- Task to carry out:
Scan the data below for the string "object". Show every line where it turns up.

- Records from a data collection:

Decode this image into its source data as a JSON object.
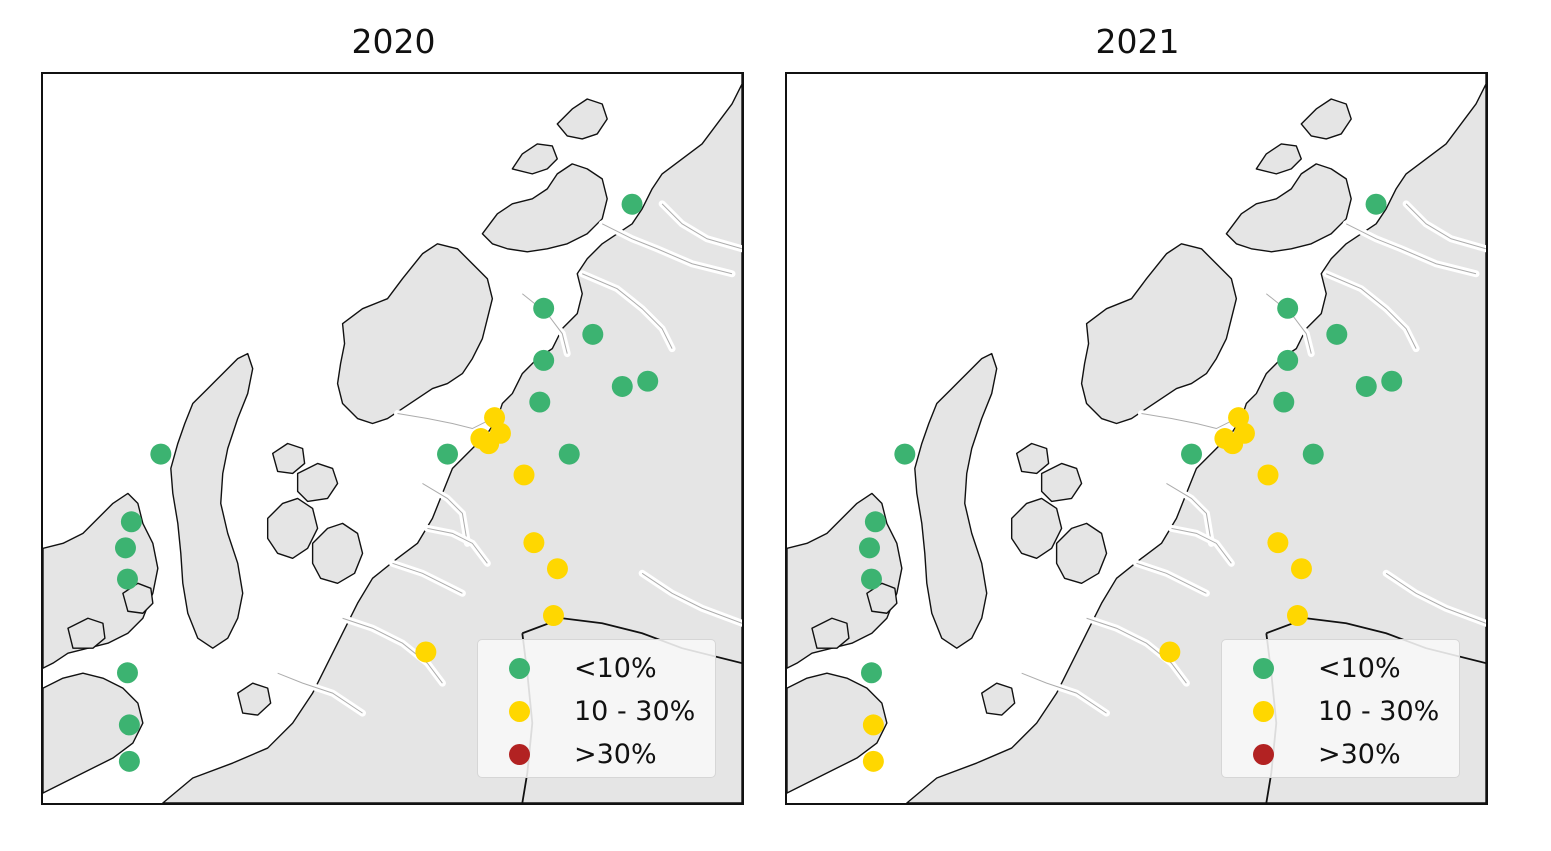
{
  "colors": {
    "low": "#3cb371",
    "medium": "#ffd700",
    "high": "#b22222",
    "land": "#e5e5e5",
    "water": "#ffffff",
    "coast": "#111111"
  },
  "legend": {
    "items": [
      {
        "label": "<10%",
        "category": "low"
      },
      {
        "label": "10 - 30%",
        "category": "medium"
      },
      {
        "label": ">30%",
        "category": "high"
      }
    ]
  },
  "panels": [
    {
      "title": "2020",
      "sites": [
        {
          "lon": 18.0,
          "lat": 70.15,
          "category": "low"
        },
        {
          "lon": 17.55,
          "lat": 69.95,
          "category": "low"
        },
        {
          "lon": 17.8,
          "lat": 69.9,
          "category": "low"
        },
        {
          "lon": 17.55,
          "lat": 69.85,
          "category": "low"
        },
        {
          "lon": 17.95,
          "lat": 69.8,
          "category": "low"
        },
        {
          "lon": 18.08,
          "lat": 69.81,
          "category": "low"
        },
        {
          "lon": 17.53,
          "lat": 69.77,
          "category": "low"
        },
        {
          "lon": 17.06,
          "lat": 69.67,
          "category": "low"
        },
        {
          "lon": 17.68,
          "lat": 69.67,
          "category": "low"
        },
        {
          "lon": 15.6,
          "lat": 69.67,
          "category": "low"
        },
        {
          "lon": 15.45,
          "lat": 69.54,
          "category": "low"
        },
        {
          "lon": 15.42,
          "lat": 69.49,
          "category": "low"
        },
        {
          "lon": 15.43,
          "lat": 69.43,
          "category": "low"
        },
        {
          "lon": 15.43,
          "lat": 69.25,
          "category": "low"
        },
        {
          "lon": 15.44,
          "lat": 69.15,
          "category": "low"
        },
        {
          "lon": 15.44,
          "lat": 69.08,
          "category": "low"
        },
        {
          "lon": 17.3,
          "lat": 69.74,
          "category": "medium"
        },
        {
          "lon": 17.33,
          "lat": 69.71,
          "category": "medium"
        },
        {
          "lon": 17.23,
          "lat": 69.7,
          "category": "medium"
        },
        {
          "lon": 17.27,
          "lat": 69.69,
          "category": "medium"
        },
        {
          "lon": 17.45,
          "lat": 69.63,
          "category": "medium"
        },
        {
          "lon": 17.5,
          "lat": 69.5,
          "category": "medium"
        },
        {
          "lon": 17.62,
          "lat": 69.45,
          "category": "medium"
        },
        {
          "lon": 17.6,
          "lat": 69.36,
          "category": "medium"
        },
        {
          "lon": 16.95,
          "lat": 69.29,
          "category": "medium"
        }
      ]
    },
    {
      "title": "2021",
      "sites": [
        {
          "lon": 18.0,
          "lat": 70.15,
          "category": "low"
        },
        {
          "lon": 17.55,
          "lat": 69.95,
          "category": "low"
        },
        {
          "lon": 17.8,
          "lat": 69.9,
          "category": "low"
        },
        {
          "lon": 17.55,
          "lat": 69.85,
          "category": "low"
        },
        {
          "lon": 17.95,
          "lat": 69.8,
          "category": "low"
        },
        {
          "lon": 18.08,
          "lat": 69.81,
          "category": "low"
        },
        {
          "lon": 17.53,
          "lat": 69.77,
          "category": "low"
        },
        {
          "lon": 17.06,
          "lat": 69.67,
          "category": "low"
        },
        {
          "lon": 17.68,
          "lat": 69.67,
          "category": "low"
        },
        {
          "lon": 15.6,
          "lat": 69.67,
          "category": "low"
        },
        {
          "lon": 15.45,
          "lat": 69.54,
          "category": "low"
        },
        {
          "lon": 15.42,
          "lat": 69.49,
          "category": "low"
        },
        {
          "lon": 15.43,
          "lat": 69.43,
          "category": "low"
        },
        {
          "lon": 15.43,
          "lat": 69.25,
          "category": "low"
        },
        {
          "lon": 15.44,
          "lat": 69.15,
          "category": "medium"
        },
        {
          "lon": 15.44,
          "lat": 69.08,
          "category": "medium"
        },
        {
          "lon": 17.3,
          "lat": 69.74,
          "category": "medium"
        },
        {
          "lon": 17.33,
          "lat": 69.71,
          "category": "medium"
        },
        {
          "lon": 17.23,
          "lat": 69.7,
          "category": "medium"
        },
        {
          "lon": 17.27,
          "lat": 69.69,
          "category": "medium"
        },
        {
          "lon": 17.45,
          "lat": 69.63,
          "category": "medium"
        },
        {
          "lon": 17.5,
          "lat": 69.5,
          "category": "medium"
        },
        {
          "lon": 17.62,
          "lat": 69.45,
          "category": "medium"
        },
        {
          "lon": 17.6,
          "lat": 69.36,
          "category": "medium"
        },
        {
          "lon": 16.95,
          "lat": 69.29,
          "category": "medium"
        }
      ]
    }
  ]
}
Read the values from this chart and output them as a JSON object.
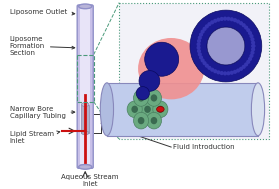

- Correct output:
Decode this image into its source data as a JSON object.
Read the values from this chart and output them as a JSON object.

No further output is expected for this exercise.